OBJECTIVE – Make an exact copy of all the material below, apart from the pictures.

== RAW RECORDS ==

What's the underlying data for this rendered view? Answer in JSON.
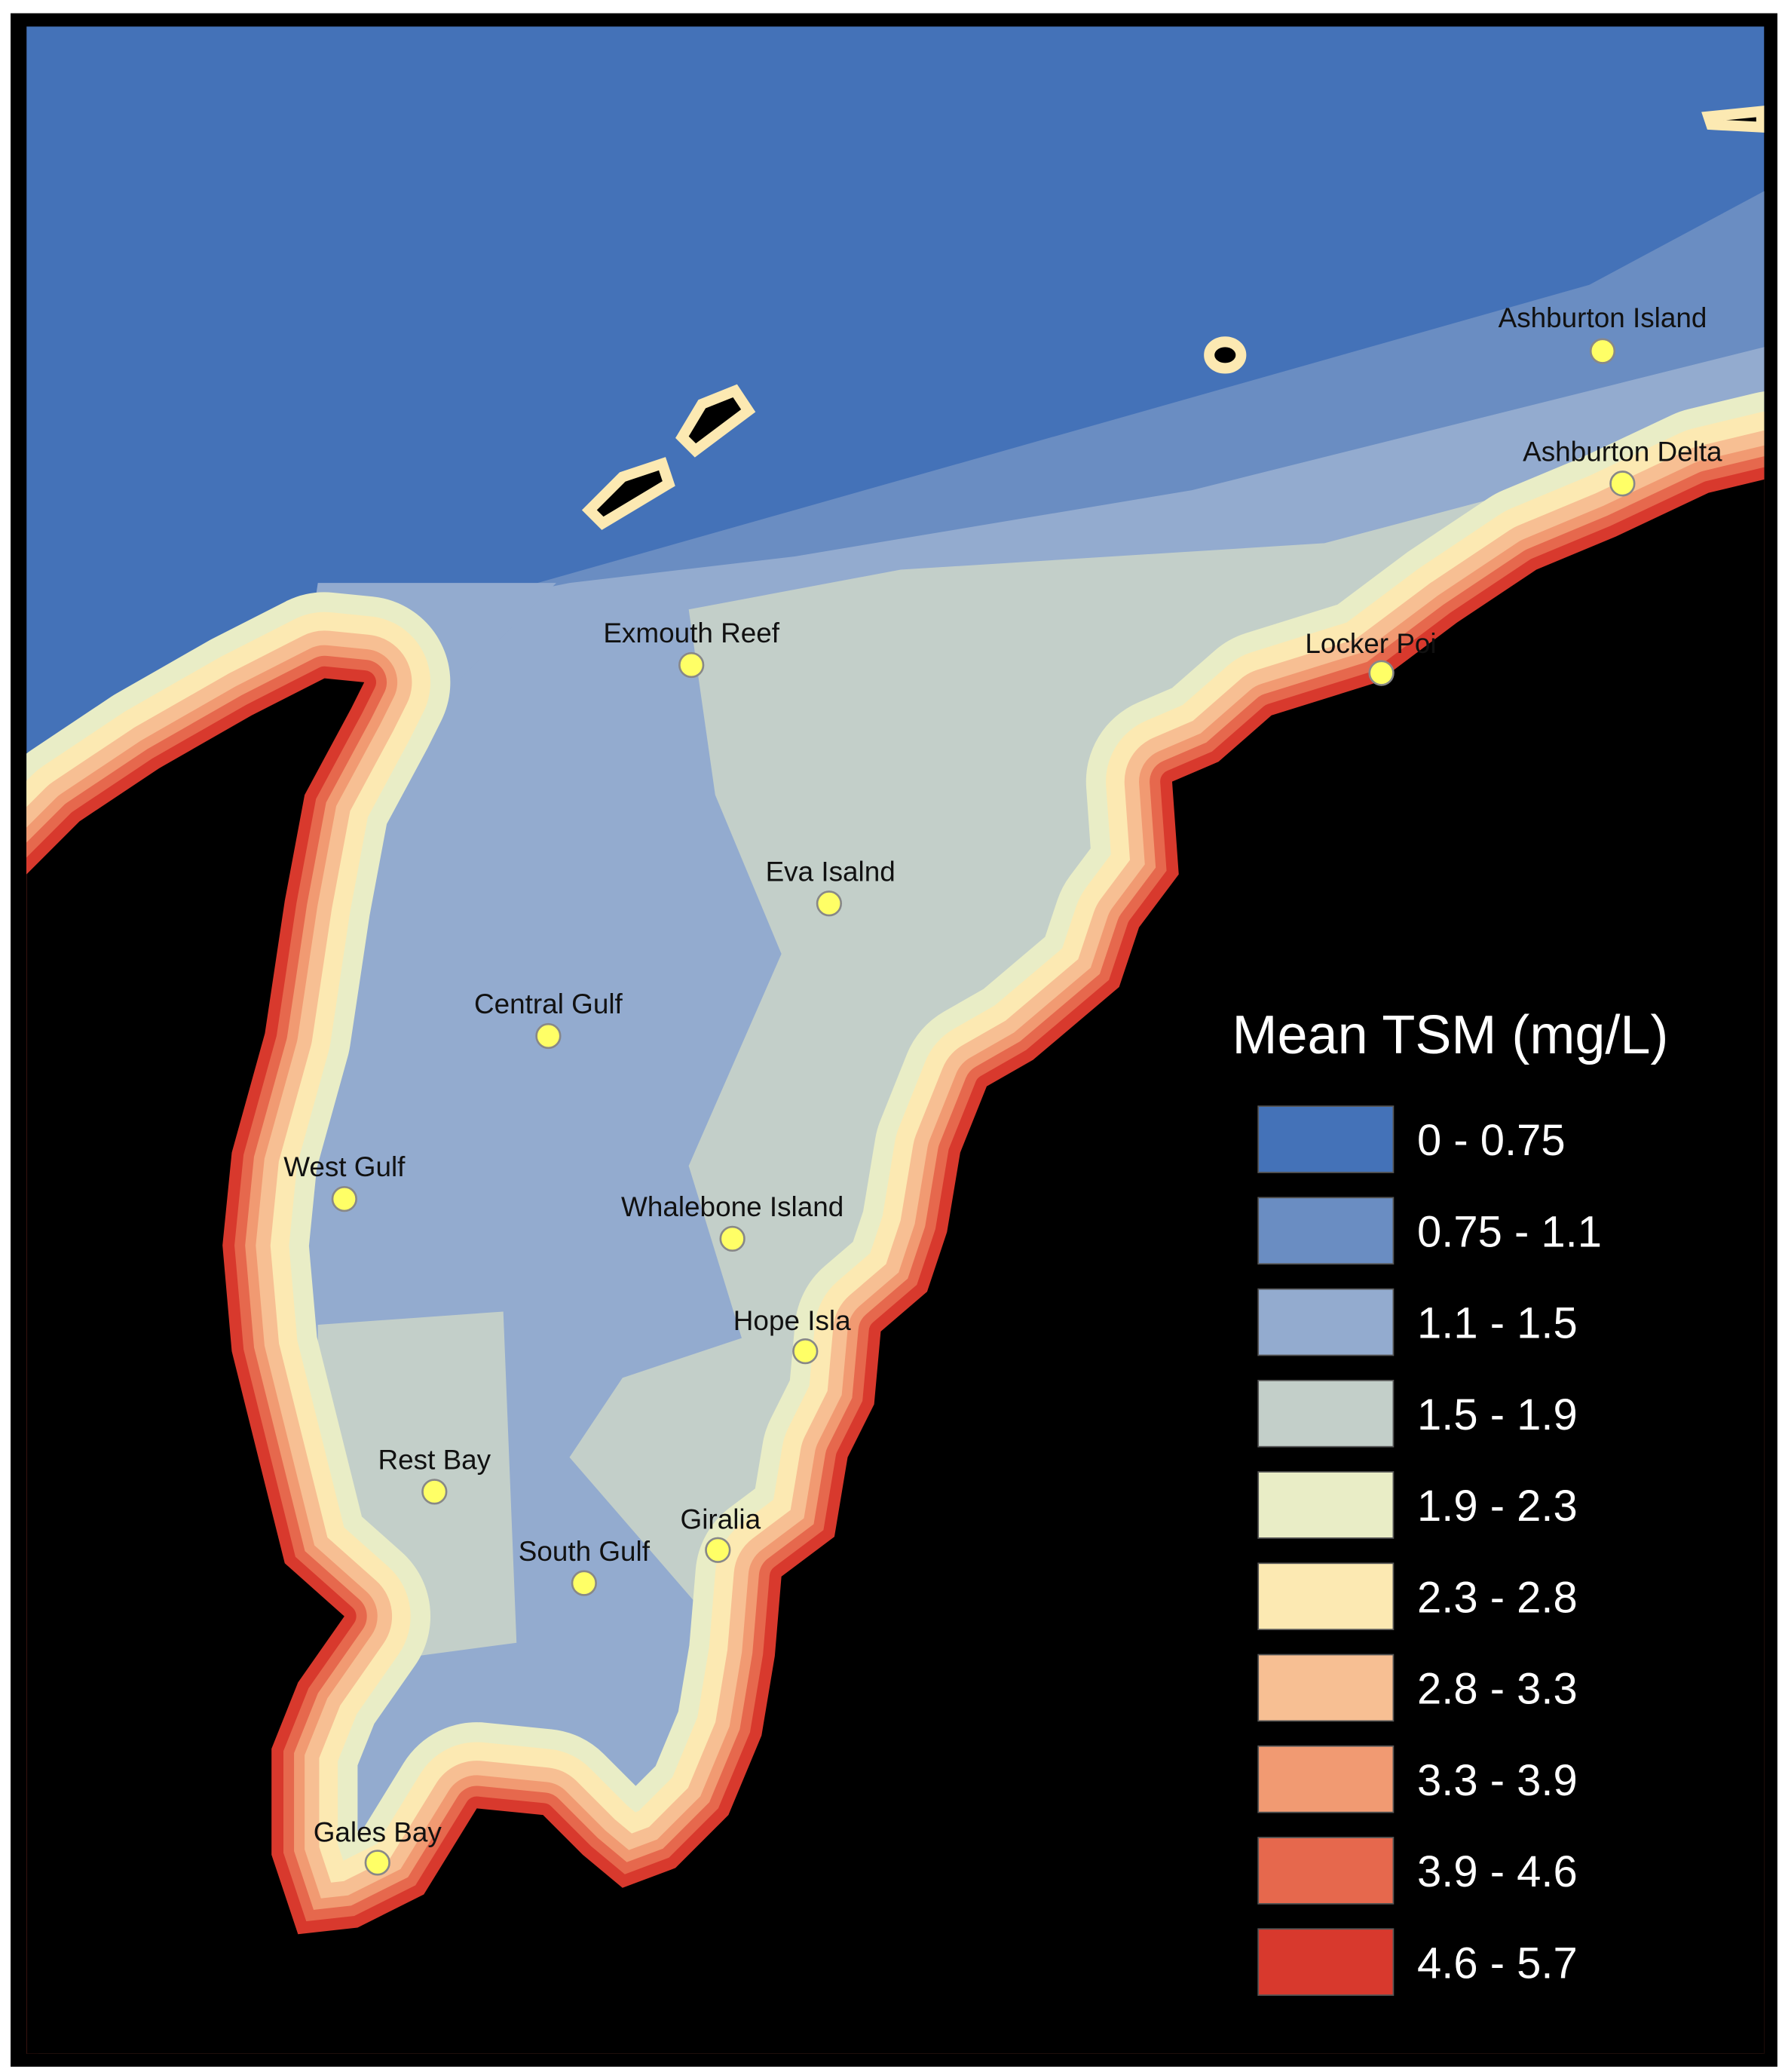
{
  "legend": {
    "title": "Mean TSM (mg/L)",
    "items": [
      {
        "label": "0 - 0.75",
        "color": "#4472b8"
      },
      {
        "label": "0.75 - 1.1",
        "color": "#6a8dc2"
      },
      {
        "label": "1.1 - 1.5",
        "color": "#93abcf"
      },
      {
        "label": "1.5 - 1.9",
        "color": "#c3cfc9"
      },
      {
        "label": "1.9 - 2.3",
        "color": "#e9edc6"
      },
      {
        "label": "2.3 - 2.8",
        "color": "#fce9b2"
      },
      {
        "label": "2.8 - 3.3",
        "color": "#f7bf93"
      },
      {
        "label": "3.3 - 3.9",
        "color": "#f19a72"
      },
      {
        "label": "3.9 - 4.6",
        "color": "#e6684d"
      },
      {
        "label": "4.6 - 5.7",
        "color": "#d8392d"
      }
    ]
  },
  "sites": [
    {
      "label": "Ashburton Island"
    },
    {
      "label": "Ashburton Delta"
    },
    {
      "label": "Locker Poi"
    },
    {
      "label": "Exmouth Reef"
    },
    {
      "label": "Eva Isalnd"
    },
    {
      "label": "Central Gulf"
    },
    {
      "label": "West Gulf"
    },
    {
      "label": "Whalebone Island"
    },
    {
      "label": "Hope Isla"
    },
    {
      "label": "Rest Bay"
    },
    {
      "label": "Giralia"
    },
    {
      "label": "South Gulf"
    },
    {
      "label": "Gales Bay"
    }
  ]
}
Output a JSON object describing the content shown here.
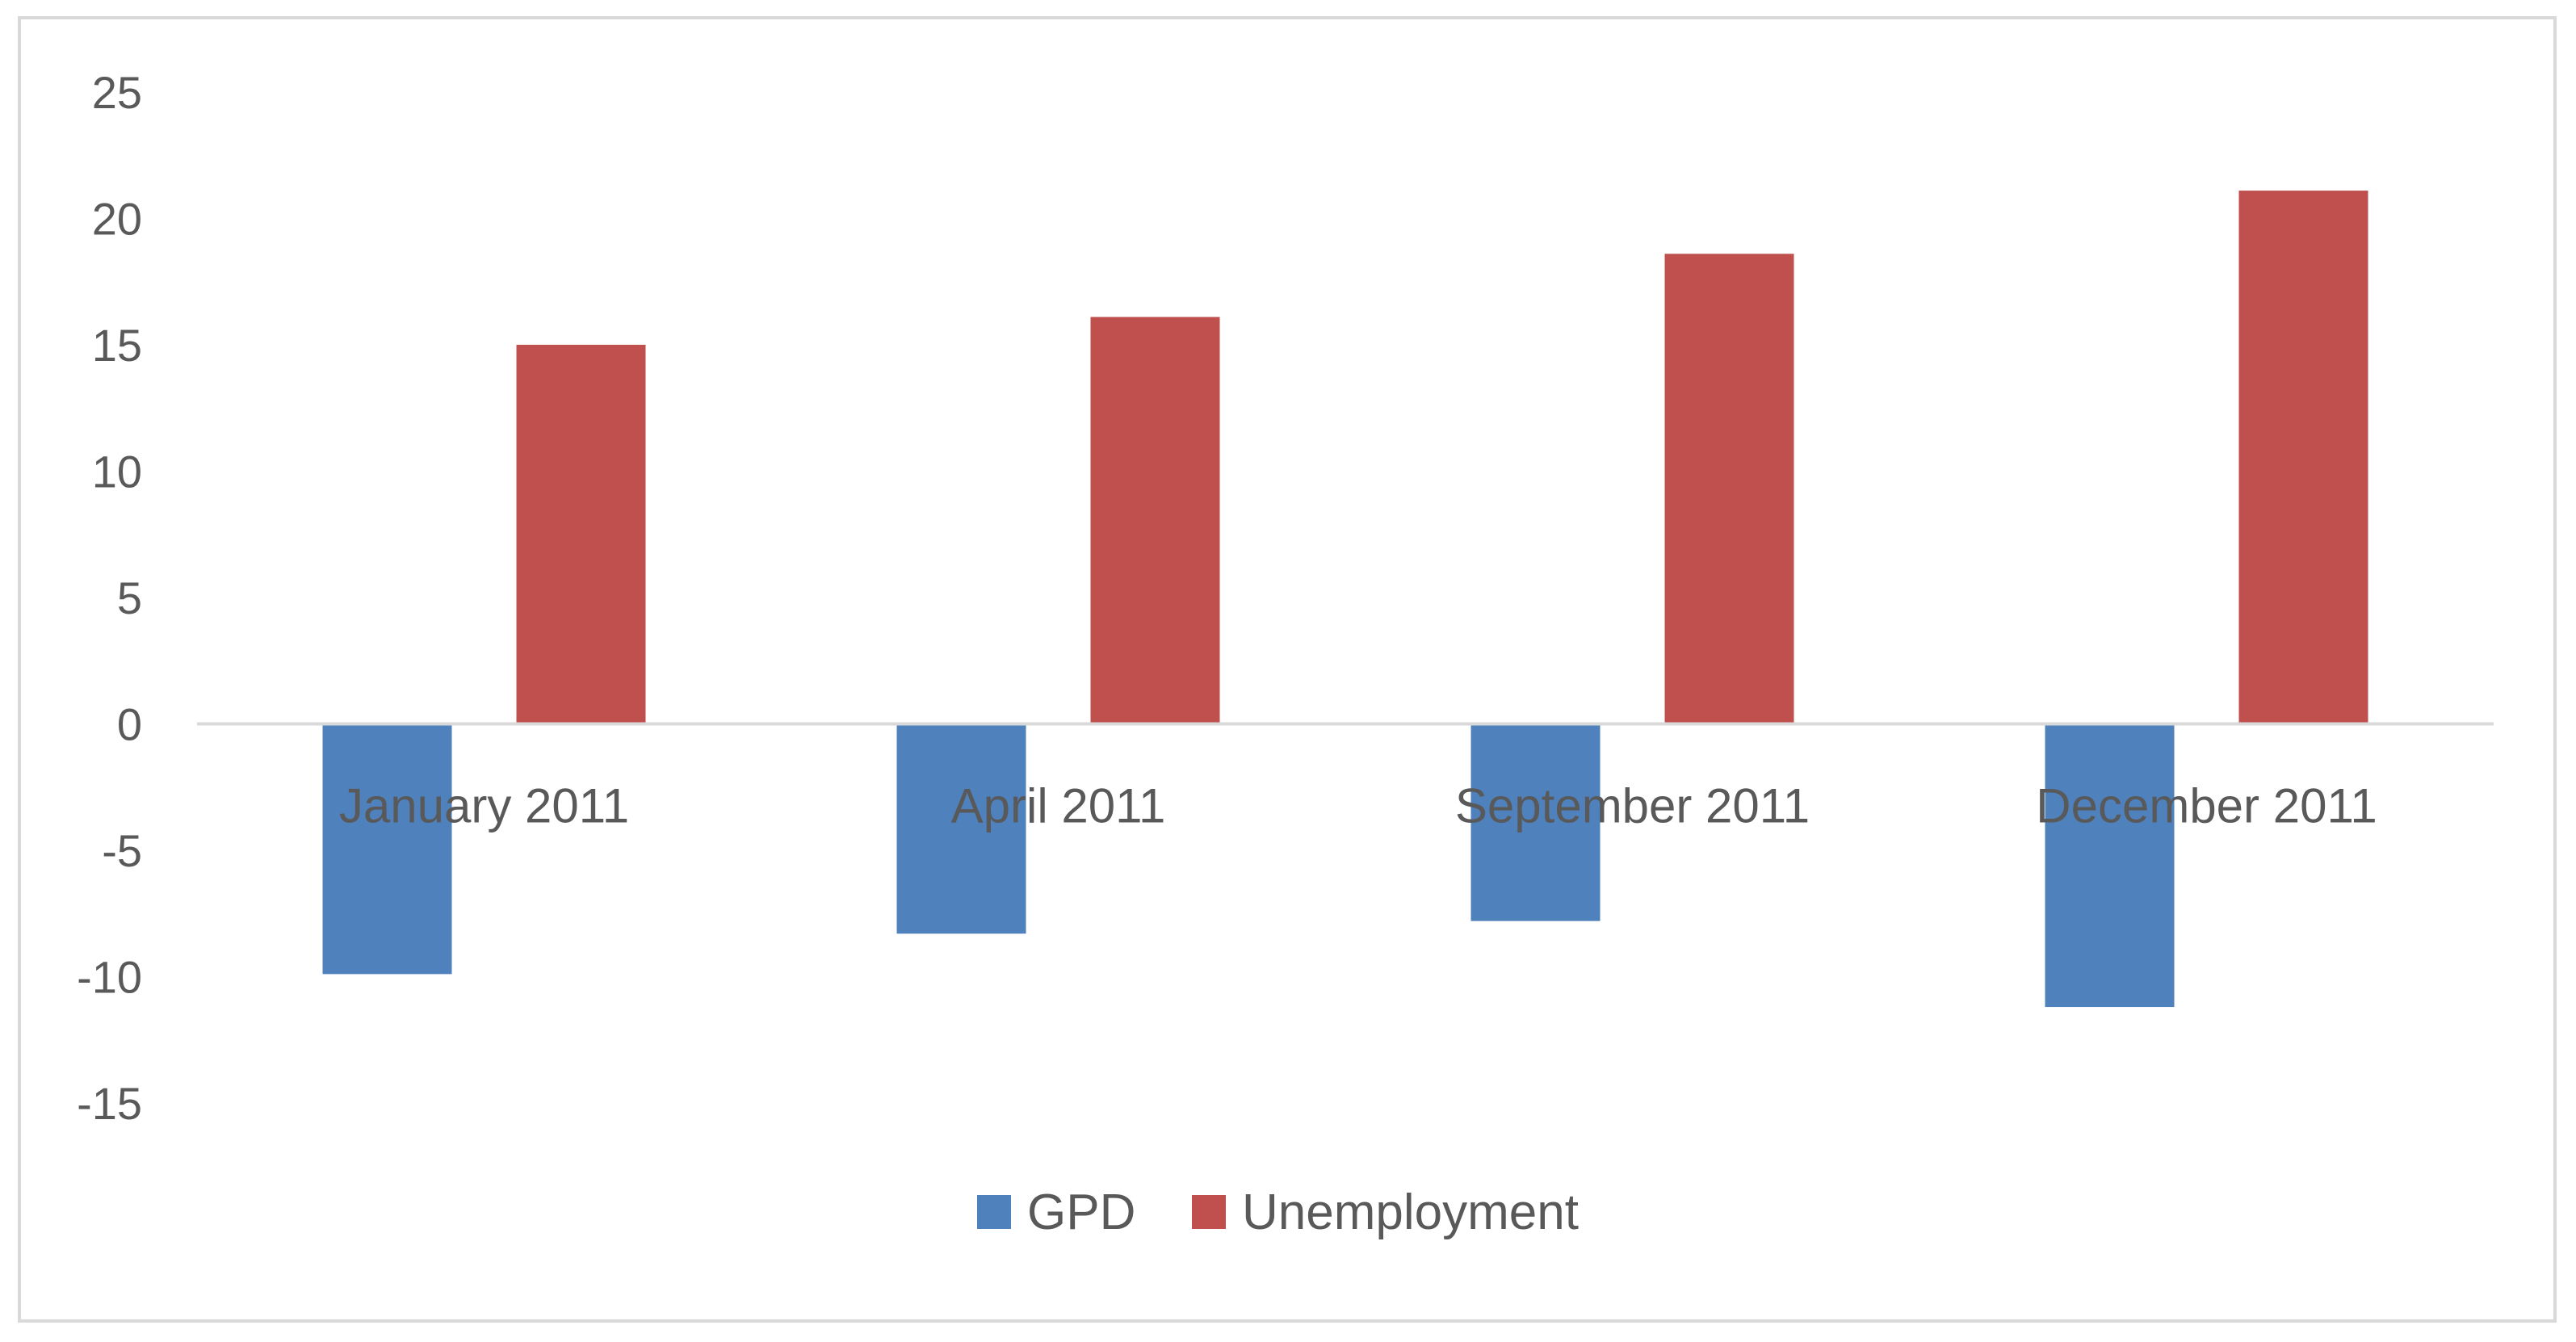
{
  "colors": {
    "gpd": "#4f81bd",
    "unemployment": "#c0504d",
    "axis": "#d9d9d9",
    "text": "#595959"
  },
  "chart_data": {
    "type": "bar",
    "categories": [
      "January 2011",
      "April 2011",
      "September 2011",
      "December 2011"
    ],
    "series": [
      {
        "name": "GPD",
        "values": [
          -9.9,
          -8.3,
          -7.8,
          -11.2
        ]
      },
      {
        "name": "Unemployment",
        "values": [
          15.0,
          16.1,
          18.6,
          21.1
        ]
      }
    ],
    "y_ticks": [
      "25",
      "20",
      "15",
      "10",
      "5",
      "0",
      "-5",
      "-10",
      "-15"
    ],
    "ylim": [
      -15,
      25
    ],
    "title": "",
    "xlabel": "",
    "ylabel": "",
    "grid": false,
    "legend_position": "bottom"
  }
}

===

SOLVED PROBLEM –
What's the underlying data for this rendered view? Answer in JSON.
{
  "legend": {
    "title": "Mean TSM (mg/L)",
    "items": [
      {
        "label": "0 - 0.75",
        "color": "#4472b8"
      },
      {
        "label": "0.75 - 1.1",
        "color": "#6a8dc2"
      },
      {
        "label": "1.1 - 1.5",
        "color": "#93abcf"
      },
      {
        "label": "1.5 - 1.9",
        "color": "#c3cfc9"
      },
      {
        "label": "1.9 - 2.3",
        "color": "#e9edc6"
      },
      {
        "label": "2.3 - 2.8",
        "color": "#fce9b2"
      },
      {
        "label": "2.8 - 3.3",
        "color": "#f7bf93"
      },
      {
        "label": "3.3 - 3.9",
        "color": "#f19a72"
      },
      {
        "label": "3.9 - 4.6",
        "color": "#e6684d"
      },
      {
        "label": "4.6 - 5.7",
        "color": "#d8392d"
      }
    ]
  },
  "sites": [
    {
      "label": "Ashburton Island"
    },
    {
      "label": "Ashburton Delta"
    },
    {
      "label": "Locker Poi"
    },
    {
      "label": "Exmouth Reef"
    },
    {
      "label": "Eva Isalnd"
    },
    {
      "label": "Central Gulf"
    },
    {
      "label": "West Gulf"
    },
    {
      "label": "Whalebone Island"
    },
    {
      "label": "Hope Isla"
    },
    {
      "label": "Rest Bay"
    },
    {
      "label": "Giralia"
    },
    {
      "label": "South Gulf"
    },
    {
      "label": "Gales Bay"
    }
  ]
}
Output a JSON object describing the content shown here.
{
  "colors": {
    "gpd": "#4f81bd",
    "unemployment": "#c0504d",
    "axis": "#d9d9d9",
    "text": "#595959"
  },
  "chart_data": {
    "type": "bar",
    "categories": [
      "January 2011",
      "April 2011",
      "September 2011",
      "December 2011"
    ],
    "series": [
      {
        "name": "GPD",
        "values": [
          -9.9,
          -8.3,
          -7.8,
          -11.2
        ]
      },
      {
        "name": "Unemployment",
        "values": [
          15.0,
          16.1,
          18.6,
          21.1
        ]
      }
    ],
    "y_ticks": [
      "25",
      "20",
      "15",
      "10",
      "5",
      "0",
      "-5",
      "-10",
      "-15"
    ],
    "ylim": [
      -15,
      25
    ],
    "title": "",
    "xlabel": "",
    "ylabel": "",
    "grid": false,
    "legend_position": "bottom"
  }
}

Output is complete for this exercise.